■ Raw data ■

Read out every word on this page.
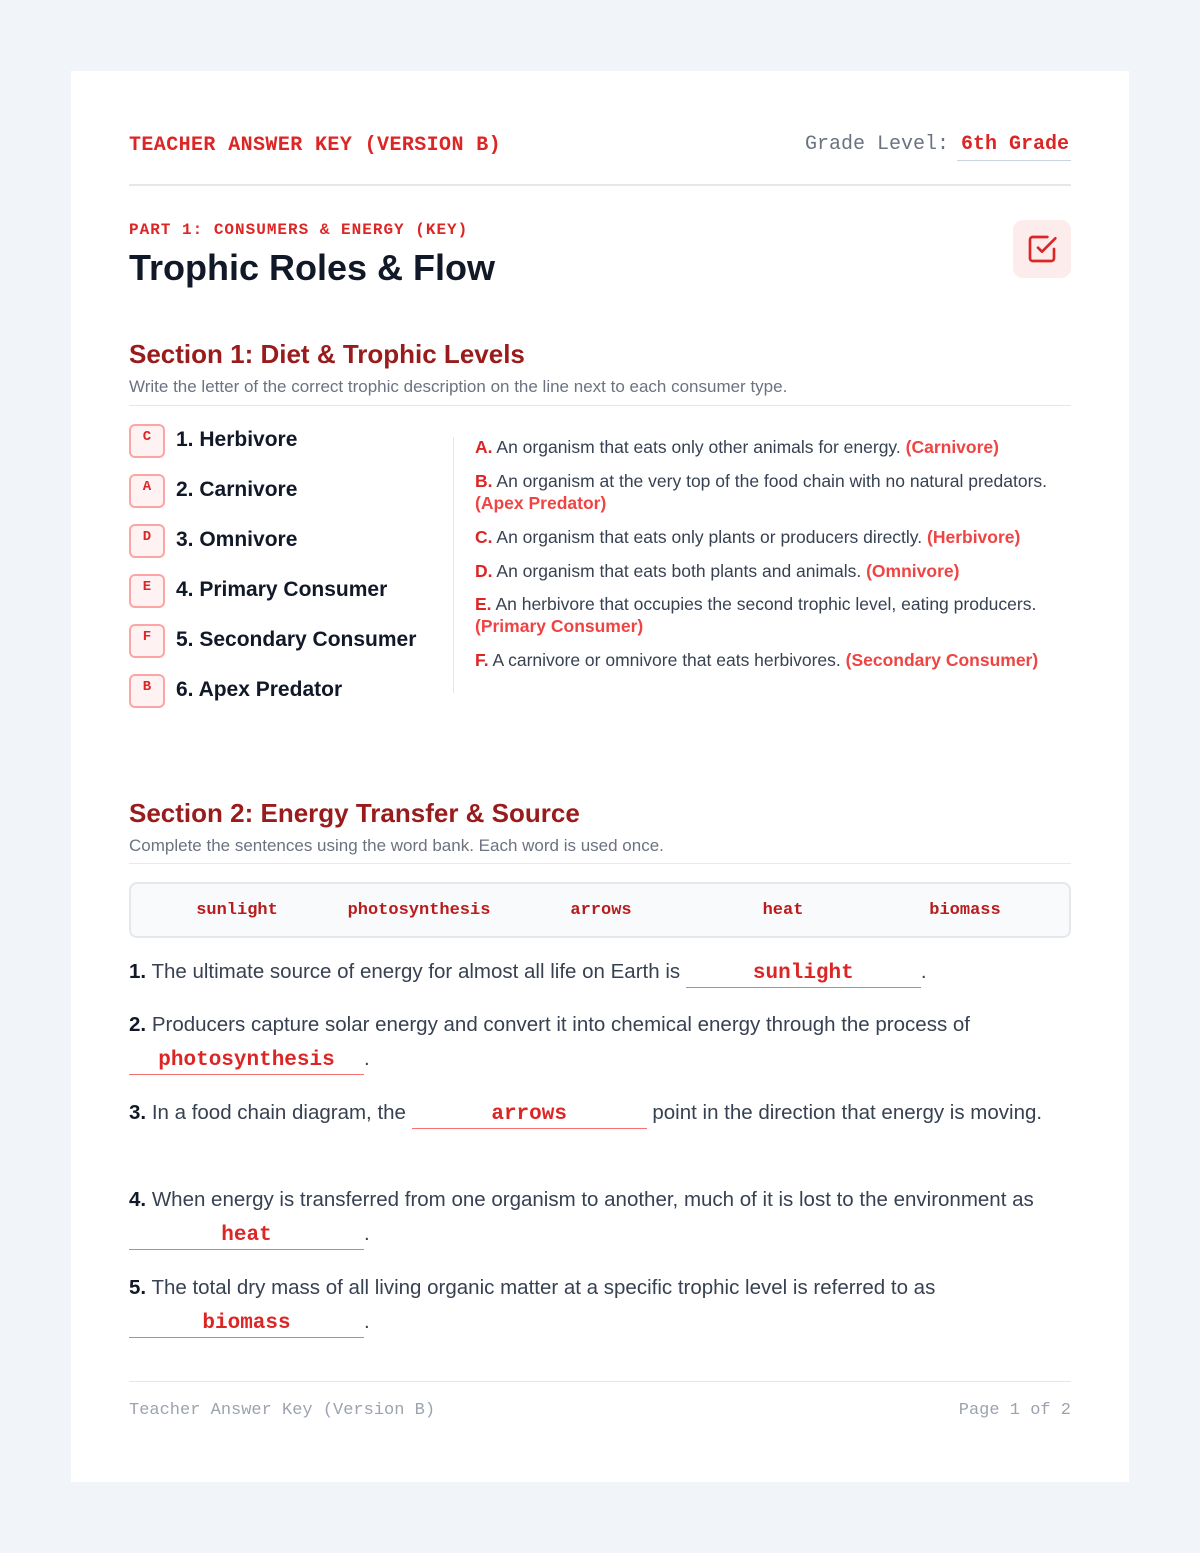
TEACHER ANSWER KEY (VERSION B)	Grade Level: 6th Grade
PART 1: CONSUMERS & ENERGY (KEY)
Trophic Roles & Flow
Section 1: Diet & Trophic Levels
Write the letter of the correct trophic description on the line next to each consumer type.
C	1. Herbivore
A	2. Carnivore
D	3. Omnivore
E	4. Primary Consumer
F	5. Secondary Consumer
B	6. Apex Predator
A. An organism that eats only other animals for energy. (Carnivore)
B. An organism at the very top of the food chain with no natural predators. (Apex Predator)
C. An organism that eats only plants or producers directly. (Herbivore)
D. An organism that eats both plants and animals. (Omnivore)
E. An herbivore that occupies the second trophic level, eating producers. (Primary Consumer)
F. A carnivore or omnivore that eats herbivores. (Secondary Consumer)
Section 2: Energy Transfer & Source
Complete the sentences using the word bank. Each word is used once.
sunlight	photosynthesis	arrows	heat	biomass
1. The ultimate source of energy for almost all life on Earth is	sunlight	.
2. Producers capture solar energy and convert it into chemical energy through the process of photosynthesis .
3. In a food chain diagram, the	arrows	point in the direction that energy is moving.
4. When energy is transferred from one organism to another, much of it is lost to the environment as heat	.
5. The total dry mass of all living organic matter at a specific trophic level is referred to as biomass	.
Teacher Answer Key (Version B)	Page 1 of 2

■ Exercise instructions ■
Copy the material shown above in full and exactly. Skip the pictures.

■ Exercise result ■
Read out every word on this page.
TEACHER ANSWER KEY (VERSION B)	Grade Level: 6th Grade
PART 1: CONSUMERS & ENERGY (KEY)
Trophic Roles & Flow
Section 1: Diet & Trophic Levels
Write the letter of the correct trophic description on the line next to each consumer type.
C	1. Herbivore
A	2. Carnivore
D	3. Omnivore
E	4. Primary Consumer
F	5. Secondary Consumer
B	6. Apex Predator
A. An organism that eats only other animals for energy. (Carnivore)
B. An organism at the very top of the food chain with no natural predators. (Apex Predator)
C. An organism that eats only plants or producers directly. (Herbivore)
D. An organism that eats both plants and animals. (Omnivore)
E. An herbivore that occupies the second trophic level, eating producers. (Primary Consumer)
F. A carnivore or omnivore that eats herbivores. (Secondary Consumer)
Section 2: Energy Transfer & Source
Complete the sentences using the word bank. Each word is used once.
sunlight	photosynthesis	arrows	heat	biomass
1. The ultimate source of energy for almost all life on Earth is	sunlight	.
2. Producers capture solar energy and convert it into chemical energy through the process of photosynthesis .
3. In a food chain diagram, the	arrows	point in the direction that energy is moving.
4. When energy is transferred from one organism to another, much of it is lost to the environment as heat	.
5. The total dry mass of all living organic matter at a specific trophic level is referred to as biomass	.
Teacher Answer Key (Version B)	Page 1 of 2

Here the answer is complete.